Task prompt: Go through the entries below and retype them exactly, omitting each picture.
───── Listing ─────
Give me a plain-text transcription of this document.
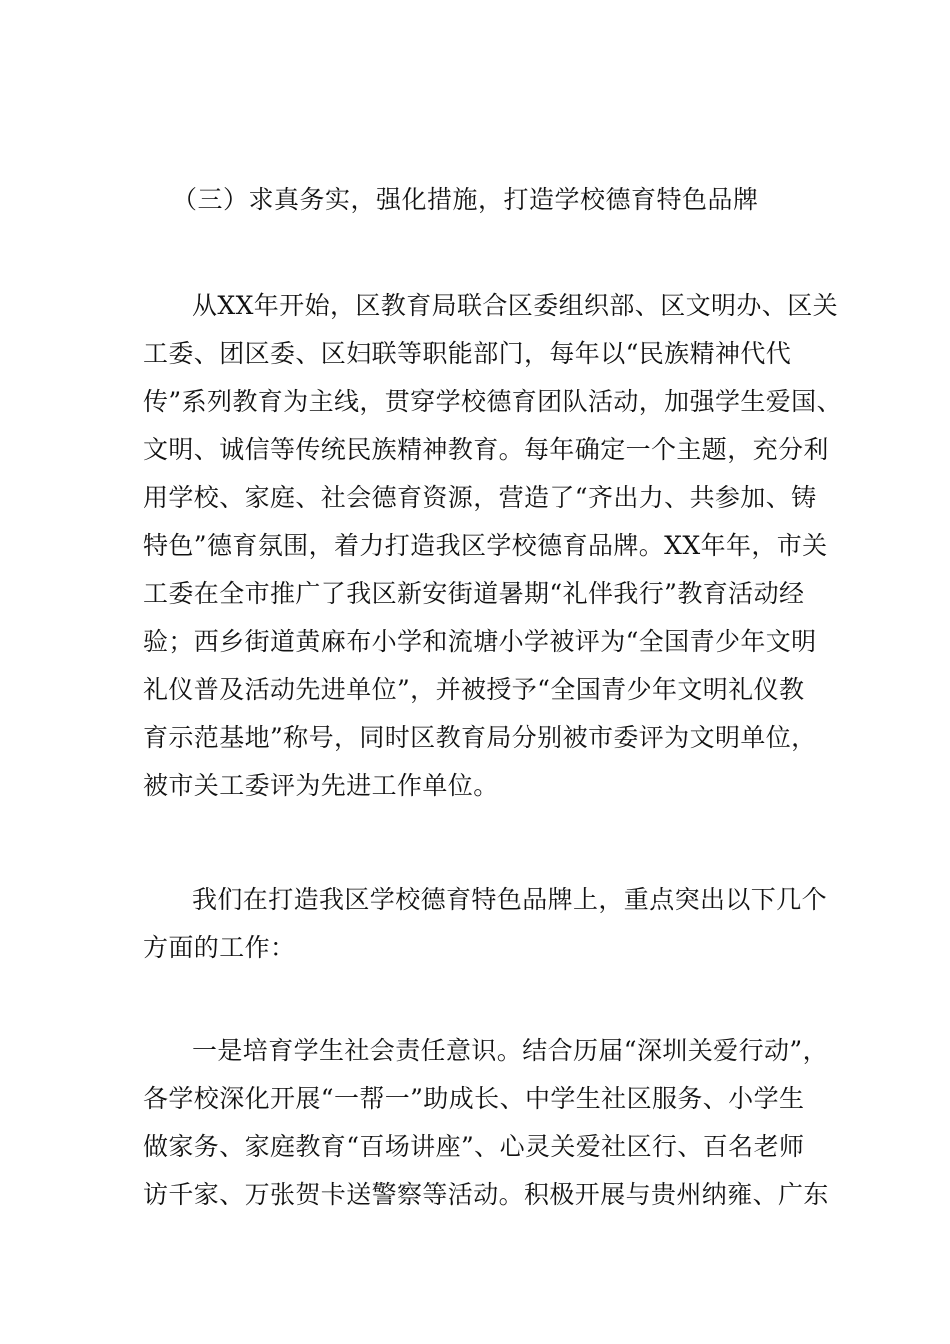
（三）求真务实，强化措施，打造学校德育特色品牌
从XX年开始，区教育局联合区委组织部、区文明办、区关
工委、团区委、区妇联等职能部门，每年以“民族精神代代
传”系列教育为主线，贯穿学校德育团队活动，加强学生爱国、
文明、诚信等传统民族精神教育。每年确定一个主题，充分利
用学校、家庭、社会德育资源，营造了“齐出力、共参加、铸
特色”德育氛围，着力打造我区学校德育品牌。XX年年，市关
工委在全市推广了我区新安街道暑期“礼伴我行”教育活动经
验；西乡街道黄麻布小学和流塘小学被评为“全国青少年文明
礼仪普及活动先进单位”，并被授予“全国青少年文明礼仪教
育示范基地”称号，同时区教育局分别被市委评为文明单位，
被市关工委评为先进工作单位。
我们在打造我区学校德育特色品牌上，重点突出以下几个
方面的工作：
一是培育学生社会责任意识。结合历届“深圳关爱行动”，
各学校深化开展“一帮一”助成长、中学生社区服务、小学生
做家务、家庭教育“百场讲座”、心灵关爱社区行、百名老师
访千家、万张贺卡送警察等活动。积极开展与贵州纳雍、广东
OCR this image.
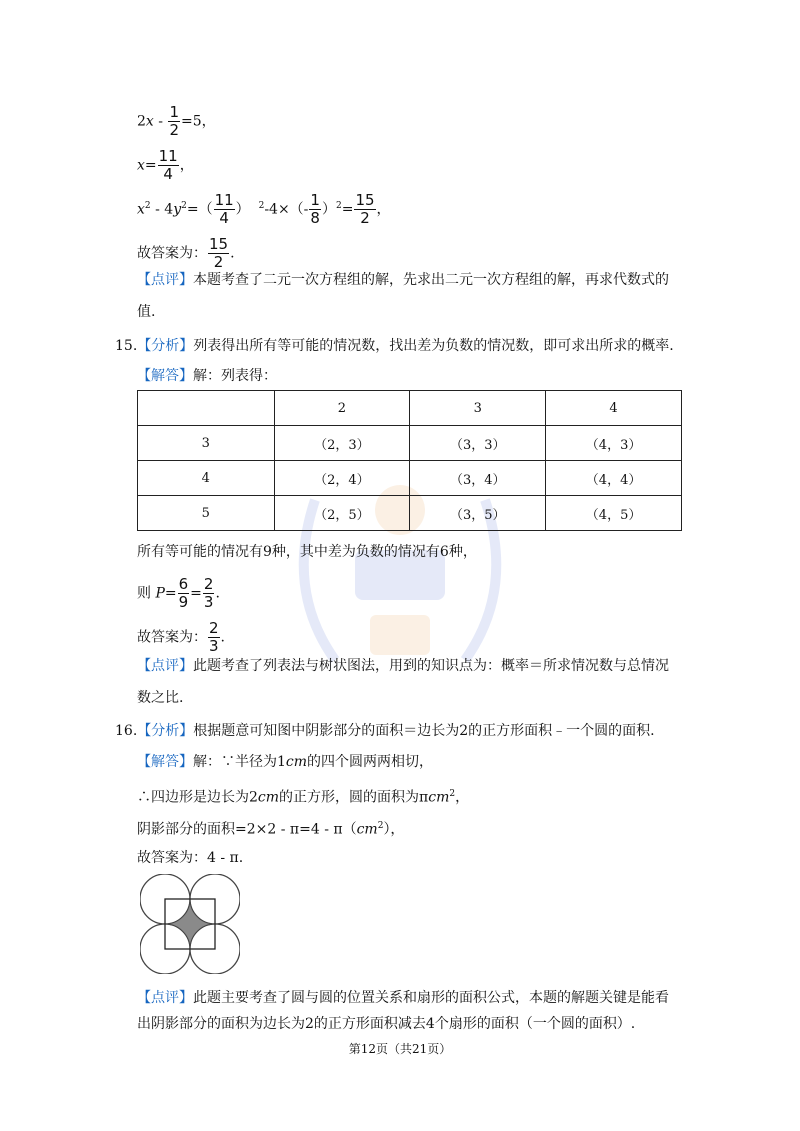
$2x - \frac{1}{2} =5$，
$x= \frac{11}{4}$ ，
$x^2 - 4y^2=( \frac{11}{4}$ ） $^2-4\times(- \frac{1}{8} )^2= \frac{15}{2}$ ，
故答案为： $\frac{15}{2}$ .
【点评】本题考查了二元一次方程组的解，先求出二元一次方程组的解，再求代数式的
值.
15.【分析】列表得出所有等可能的情况数，找出差为负数的情况数，即可求出所求的概率.
【解答】解：列表得：
	2	3	4
3	（2，3）	（3，3）	（4，3）
4	（2，4）	（3，4）	（4，4）
5	（2，5）	（3，5）	（4，5）
所有等可能的情况有9种，其中差为负数的情况有6种，
则 $P= \frac{6}{9} = \frac{2}{3}$ .
故答案为： $\frac{2}{3}$ .
【点评】此题考查了列表法与树状图法，用到的知识点为：概率＝所求情况数与总情况
数之比.
16.【分析】根据题意可知图中阴影部分的面积＝边长为2的正方形面积﹣一个圆的面积.
【解答】解：∵半径为1cm的四个圆两两相切，
∴四边形是边长为2cm的正方形，圆的面积为πcm$^2$，
阴影部分的面积$=2\times 2 - \pi=4 - \pi(cm^2)$，
故答案为：4 - π.
【点评】此题主要考查了圆与圆的位置关系和扇形的面积公式，本题的解题关键是能看
出阴影部分的面积为边长为2的正方形面积减去4个扇形的面积（一个圆的面积）.
第12页（共21页）
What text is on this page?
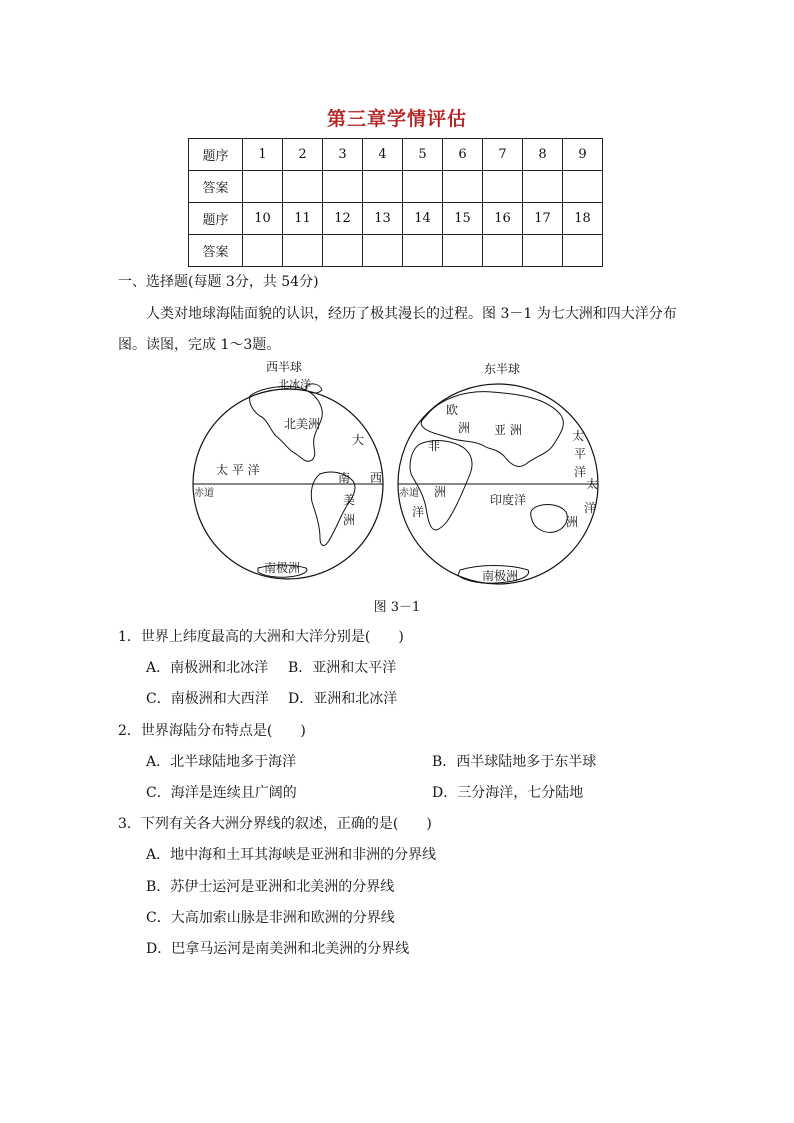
第三章学情评估
题序	1	2	3	4	5	6	7	8	9
答案									
题序	10	11	12	13	14	15	16	17	18
答案									
一、选择题(每题 3分，共 54分)
人类对地球海陆面貌的认识，经历了极其漫长的过程。图 3－1 为七大洲和四大洋分布
图。读图，完成 1～3题。
西半球
北冰洋
北美洲
太 平 洋
大
西
南
美
洲
赤道
南极洲
东半球
欧
洲 亚 洲
非
洲
洋
印度洋
太
平
洋
洲
太
洋
赤道
南极洲
图 3－1
1．世界上纬度最高的大洲和大洋分别是(　　)
A．南极洲和北冰洋 B．亚洲和太平洋
C．南极洲和大西洋 D．亚洲和北冰洋
2．世界海陆分布特点是(　　)
A．北半球陆地多于海洋	B．西半球陆地多于东半球
C．海洋是连续且广阔的	D．三分海洋，七分陆地
3．下列有关各大洲分界线的叙述，正确的是(　　)
A．地中海和土耳其海峡是亚洲和非洲的分界线
B．苏伊士运河是亚洲和北美洲的分界线
C．大高加索山脉是非洲和欧洲的分界线
D．巴拿马运河是南美洲和北美洲的分界线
─────
Result:
Give me a plain-text transcription of this document.
（三）求真务实，强化措施，打造学校德育特色品牌
从XX年开始，区教育局联合区委组织部、区文明办、区关
工委、团区委、区妇联等职能部门，每年以“民族精神代代
传”系列教育为主线，贯穿学校德育团队活动，加强学生爱国、
文明、诚信等传统民族精神教育。每年确定一个主题，充分利
用学校、家庭、社会德育资源，营造了“齐出力、共参加、铸
特色”德育氛围，着力打造我区学校德育品牌。XX年年，市关
工委在全市推广了我区新安街道暑期“礼伴我行”教育活动经
验；西乡街道黄麻布小学和流塘小学被评为“全国青少年文明
礼仪普及活动先进单位”，并被授予“全国青少年文明礼仪教
育示范基地”称号，同时区教育局分别被市委评为文明单位，
被市关工委评为先进工作单位。
我们在打造我区学校德育特色品牌上，重点突出以下几个
方面的工作：
一是培育学生社会责任意识。结合历届“深圳关爱行动”，
各学校深化开展“一帮一”助成长、中学生社区服务、小学生
做家务、家庭教育“百场讲座”、心灵关爱社区行、百名老师
访千家、万张贺卡送警察等活动。积极开展与贵州纳雍、广东
OCR this image.
$2x - \frac{1}{2} =5$，
$x= \frac{11}{4}$ ，
$x^2 - 4y^2=( \frac{11}{4}$ ） $^2-4\times(- \frac{1}{8} )^2= \frac{15}{2}$ ，
故答案为： $\frac{15}{2}$ .
【点评】本题考查了二元一次方程组的解，先求出二元一次方程组的解，再求代数式的
值.
15.【分析】列表得出所有等可能的情况数，找出差为负数的情况数，即可求出所求的概率.
【解答】解：列表得：
	2	3	4
3	（2，3）	（3，3）	（4，3）
4	（2，4）	（3，4）	（4，4）
5	（2，5）	（3，5）	（4，5）
所有等可能的情况有9种，其中差为负数的情况有6种，
则 $P= \frac{6}{9} = \frac{2}{3}$ .
故答案为： $\frac{2}{3}$ .
【点评】此题考查了列表法与树状图法，用到的知识点为：概率＝所求情况数与总情况
数之比.
16.【分析】根据题意可知图中阴影部分的面积＝边长为2的正方形面积﹣一个圆的面积.
【解答】解：∵半径为1cm的四个圆两两相切，
∴四边形是边长为2cm的正方形，圆的面积为πcm$^2$，
阴影部分的面积$=2\times 2 - \pi=4 - \pi(cm^2)$，
故答案为：4 - π.
【点评】此题主要考查了圆与圆的位置关系和扇形的面积公式，本题的解题关键是能看
出阴影部分的面积为边长为2的正方形面积减去4个扇形的面积（一个圆的面积）.
第12页（共21页）
What text is on this page?
第三章学情评估
题序	1	2	3	4	5	6	7	8	9
答案									
题序	10	11	12	13	14	15	16	17	18
答案									
一、选择题(每题 3分，共 54分)
人类对地球海陆面貌的认识，经历了极其漫长的过程。图 3－1 为七大洲和四大洋分布
图。读图，完成 1～3题。
西半球
北冰洋
北美洲
太 平 洋
大
西
南
美
洲
赤道
南极洲
东半球
欧
洲 亚 洲
非
洲
洋
印度洋
太
平
洋
洲
太
洋
赤道
南极洲
图 3－1
1．世界上纬度最高的大洲和大洋分别是(　　)
A．南极洲和北冰洋 B．亚洲和太平洋
C．南极洲和大西洋 D．亚洲和北冰洋
2．世界海陆分布特点是(　　)
A．北半球陆地多于海洋	B．西半球陆地多于东半球
C．海洋是连续且广阔的	D．三分海洋，七分陆地
3．下列有关各大洲分界线的叙述，正确的是(　　)
A．地中海和土耳其海峡是亚洲和非洲的分界线
B．苏伊士运河是亚洲和北美洲的分界线
C．大高加索山脉是非洲和欧洲的分界线
D．巴拿马运河是南美洲和北美洲的分界线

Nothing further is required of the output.